GOAL OF THE EXERCISE -> Report how many lines of the material contain the string "colchicine". Add nothing beyond the number.

= Beginning of Section =

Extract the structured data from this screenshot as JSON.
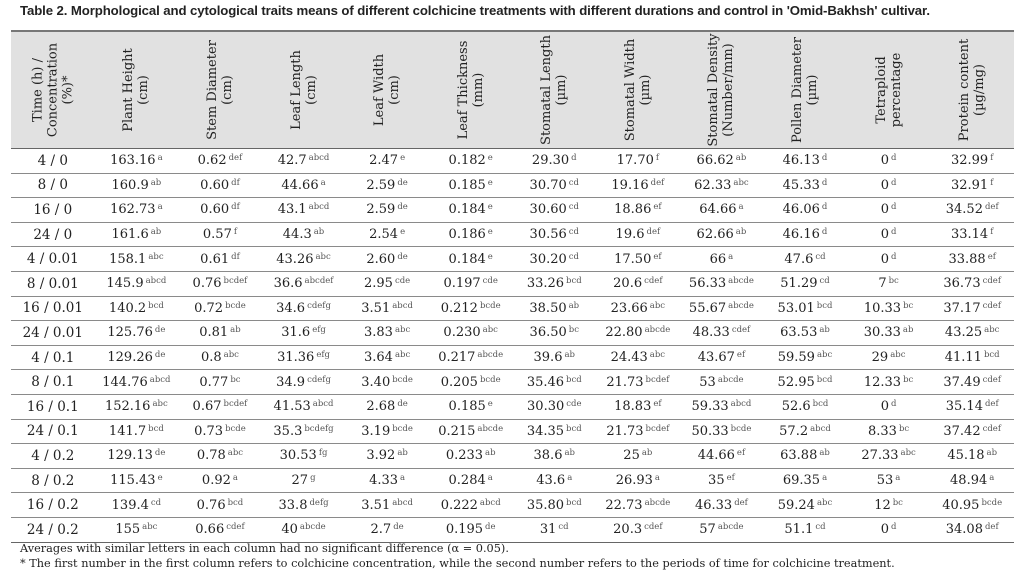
{
  "title": "Table 2. Morphological and cytological traits means of different colchicine treatments with different durations and control in 'Omid-Bakhsh' cultivar.",
  "headers": [
    [
      "Time (h) /",
      "Concentration",
      "(%)*"
    ],
    [
      "Plant Height",
      "(cm)"
    ],
    [
      "Stem Diameter",
      "(cm)"
    ],
    [
      "Leaf Length",
      "(cm)"
    ],
    [
      "Leaf Width",
      "(cm)"
    ],
    [
      "Leaf Thickness",
      "(mm)"
    ],
    [
      "Stomatal Length",
      "(µm)"
    ],
    [
      "Stomatal Width",
      "(µm)"
    ],
    [
      "Stomatal Density",
      "(Number/mm)"
    ],
    [
      "Pollen Diameter",
      "(µm)"
    ],
    [
      "Tetraploid",
      "percentage"
    ],
    [
      "Protein content",
      "(µg/mg)"
    ]
  ],
  "rows": [
    {
      "treatment": "4 / 0",
      "cells": [
        [
          "163.16",
          "a"
        ],
        [
          "0.62",
          "def"
        ],
        [
          "42.7",
          "abcd"
        ],
        [
          "2.47",
          "e"
        ],
        [
          "0.182",
          "e"
        ],
        [
          "29.30",
          "d"
        ],
        [
          "17.70",
          "f"
        ],
        [
          "66.62",
          "ab"
        ],
        [
          "46.13",
          "d"
        ],
        [
          "0",
          "d"
        ],
        [
          "32.99",
          "f"
        ]
      ]
    },
    {
      "treatment": "8 / 0",
      "cells": [
        [
          "160.9",
          "ab"
        ],
        [
          "0.60",
          "df"
        ],
        [
          "44.66",
          "a"
        ],
        [
          "2.59",
          "de"
        ],
        [
          "0.185",
          "e"
        ],
        [
          "30.70",
          "cd"
        ],
        [
          "19.16",
          "def"
        ],
        [
          "62.33",
          "abc"
        ],
        [
          "45.33",
          "d"
        ],
        [
          "0",
          "d"
        ],
        [
          "32.91",
          "f"
        ]
      ]
    },
    {
      "treatment": "16 / 0",
      "cells": [
        [
          "162.73",
          "a"
        ],
        [
          "0.60",
          "df"
        ],
        [
          "43.1",
          "abcd"
        ],
        [
          "2.59",
          "de"
        ],
        [
          "0.184",
          "e"
        ],
        [
          "30.60",
          "cd"
        ],
        [
          "18.86",
          "ef"
        ],
        [
          "64.66",
          "a"
        ],
        [
          "46.06",
          "d"
        ],
        [
          "0",
          "d"
        ],
        [
          "34.52",
          "def"
        ]
      ]
    },
    {
      "treatment": "24 / 0",
      "cells": [
        [
          "161.6",
          "ab"
        ],
        [
          "0.57",
          "f"
        ],
        [
          "44.3",
          "ab"
        ],
        [
          "2.54",
          "e"
        ],
        [
          "0.186",
          "e"
        ],
        [
          "30.56",
          "cd"
        ],
        [
          "19.6",
          "def"
        ],
        [
          "62.66",
          "ab"
        ],
        [
          "46.16",
          "d"
        ],
        [
          "0",
          "d"
        ],
        [
          "33.14",
          "f"
        ]
      ]
    },
    {
      "treatment": "4 / 0.01",
      "cells": [
        [
          "158.1",
          "abc"
        ],
        [
          "0.61",
          "df"
        ],
        [
          "43.26",
          "abc"
        ],
        [
          "2.60",
          "de"
        ],
        [
          "0.184",
          "e"
        ],
        [
          "30.20",
          "cd"
        ],
        [
          "17.50",
          "ef"
        ],
        [
          "66",
          "a"
        ],
        [
          "47.6",
          "cd"
        ],
        [
          "0",
          "d"
        ],
        [
          "33.88",
          "ef"
        ]
      ]
    },
    {
      "treatment": "8 / 0.01",
      "cells": [
        [
          "145.9",
          "abcd"
        ],
        [
          "0.76",
          "bcdef"
        ],
        [
          "36.6",
          "abcdef"
        ],
        [
          "2.95",
          "cde"
        ],
        [
          "0.197",
          "cde"
        ],
        [
          "33.26",
          "bcd"
        ],
        [
          "20.6",
          "cdef"
        ],
        [
          "56.33",
          "abcde"
        ],
        [
          "51.29",
          "cd"
        ],
        [
          "7",
          "bc"
        ],
        [
          "36.73",
          "cdef"
        ]
      ]
    },
    {
      "treatment": "16 / 0.01",
      "cells": [
        [
          "140.2",
          "bcd"
        ],
        [
          "0.72",
          "bcde"
        ],
        [
          "34.6",
          "cdefg"
        ],
        [
          "3.51",
          "abcd"
        ],
        [
          "0.212",
          "bcde"
        ],
        [
          "38.50",
          "ab"
        ],
        [
          "23.66",
          "abc"
        ],
        [
          "55.67",
          "abcde"
        ],
        [
          "53.01",
          "bcd"
        ],
        [
          "10.33",
          "bc"
        ],
        [
          "37.17",
          "cdef"
        ]
      ]
    },
    {
      "treatment": "24 / 0.01",
      "cells": [
        [
          "125.76",
          "de"
        ],
        [
          "0.81",
          "ab"
        ],
        [
          "31.6",
          "efg"
        ],
        [
          "3.83",
          "abc"
        ],
        [
          "0.230",
          "abc"
        ],
        [
          "36.50",
          "bc"
        ],
        [
          "22.80",
          "abcde"
        ],
        [
          "48.33",
          "cdef"
        ],
        [
          "63.53",
          "ab"
        ],
        [
          "30.33",
          "ab"
        ],
        [
          "43.25",
          "abc"
        ]
      ]
    },
    {
      "treatment": "4 / 0.1",
      "cells": [
        [
          "129.26",
          "de"
        ],
        [
          "0.8",
          "abc"
        ],
        [
          "31.36",
          "efg"
        ],
        [
          "3.64",
          "abc"
        ],
        [
          "0.217",
          "abcde"
        ],
        [
          "39.6",
          "ab"
        ],
        [
          "24.43",
          "abc"
        ],
        [
          "43.67",
          "ef"
        ],
        [
          "59.59",
          "abc"
        ],
        [
          "29",
          "abc"
        ],
        [
          "41.11",
          "bcd"
        ]
      ]
    },
    {
      "treatment": "8 / 0.1",
      "cells": [
        [
          "144.76",
          "abcd"
        ],
        [
          "0.77",
          "bc"
        ],
        [
          "34.9",
          "cdefg"
        ],
        [
          "3.40",
          "bcde"
        ],
        [
          "0.205",
          "bcde"
        ],
        [
          "35.46",
          "bcd"
        ],
        [
          "21.73",
          "bcdef"
        ],
        [
          "53",
          "abcde"
        ],
        [
          "52.95",
          "bcd"
        ],
        [
          "12.33",
          "bc"
        ],
        [
          "37.49",
          "cdef"
        ]
      ]
    },
    {
      "treatment": "16 / 0.1",
      "cells": [
        [
          "152.16",
          "abc"
        ],
        [
          "0.67",
          "bcdef"
        ],
        [
          "41.53",
          "abcd"
        ],
        [
          "2.68",
          "de"
        ],
        [
          "0.185",
          "e"
        ],
        [
          "30.30",
          "cde"
        ],
        [
          "18.83",
          "ef"
        ],
        [
          "59.33",
          "abcd"
        ],
        [
          "52.6",
          "bcd"
        ],
        [
          "0",
          "d"
        ],
        [
          "35.14",
          "def"
        ]
      ]
    },
    {
      "treatment": "24 / 0.1",
      "cells": [
        [
          "141.7",
          "bcd"
        ],
        [
          "0.73",
          "bcde"
        ],
        [
          "35.3",
          "bcdefg"
        ],
        [
          "3.19",
          "bcde"
        ],
        [
          "0.215",
          "abcde"
        ],
        [
          "34.35",
          "bcd"
        ],
        [
          "21.73",
          "bcdef"
        ],
        [
          "50.33",
          "bcde"
        ],
        [
          "57.2",
          "abcd"
        ],
        [
          "8.33",
          "bc"
        ],
        [
          "37.42",
          "cdef"
        ]
      ]
    },
    {
      "treatment": "4 / 0.2",
      "cells": [
        [
          "129.13",
          "de"
        ],
        [
          "0.78",
          "abc"
        ],
        [
          "30.53",
          "fg"
        ],
        [
          "3.92",
          "ab"
        ],
        [
          "0.233",
          "ab"
        ],
        [
          "38.6",
          "ab"
        ],
        [
          "25",
          "ab"
        ],
        [
          "44.66",
          "ef"
        ],
        [
          "63.88",
          "ab"
        ],
        [
          "27.33",
          "abc"
        ],
        [
          "45.18",
          "ab"
        ]
      ]
    },
    {
      "treatment": "8 / 0.2",
      "cells": [
        [
          "115.43",
          "e"
        ],
        [
          "0.92",
          "a"
        ],
        [
          "27",
          "g"
        ],
        [
          "4.33",
          "a"
        ],
        [
          "0.284",
          "a"
        ],
        [
          "43.6",
          "a"
        ],
        [
          "26.93",
          "a"
        ],
        [
          "35",
          "ef"
        ],
        [
          "69.35",
          "a"
        ],
        [
          "53",
          "a"
        ],
        [
          "48.94",
          "a"
        ]
      ]
    },
    {
      "treatment": "16 / 0.2",
      "cells": [
        [
          "139.4",
          "cd"
        ],
        [
          "0.76",
          "bcd"
        ],
        [
          "33.8",
          "defg"
        ],
        [
          "3.51",
          "abcd"
        ],
        [
          "0.222",
          "abcd"
        ],
        [
          "35.80",
          "bcd"
        ],
        [
          "22.73",
          "abcde"
        ],
        [
          "46.33",
          "def"
        ],
        [
          "59.24",
          "abc"
        ],
        [
          "12",
          "bc"
        ],
        [
          "40.95",
          "bcde"
        ]
      ]
    },
    {
      "treatment": "24 / 0.2",
      "cells": [
        [
          "155",
          "abc"
        ],
        [
          "0.66",
          "cdef"
        ],
        [
          "40",
          "abcde"
        ],
        [
          "2.7",
          "de"
        ],
        [
          "0.195",
          "de"
        ],
        [
          "31",
          "cd"
        ],
        [
          "20.3",
          "cdef"
        ],
        [
          "57",
          "abcde"
        ],
        [
          "51.1",
          "cd"
        ],
        [
          "0",
          "d"
        ],
        [
          "34.08",
          "def"
        ]
      ]
    }
  ],
  "notes": [
    "Averages with similar letters in each column had no significant difference (α = 0.05).",
    "* The first number in the first column refers to colchicine concentration, while the second number refers to the periods of time for colchicine treatment."
  ],
  "colors": {
    "header_bg": "#e1e1e1",
    "rule": "#8a8a8a"
  }
}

= End of Section =

ANSWER -> 2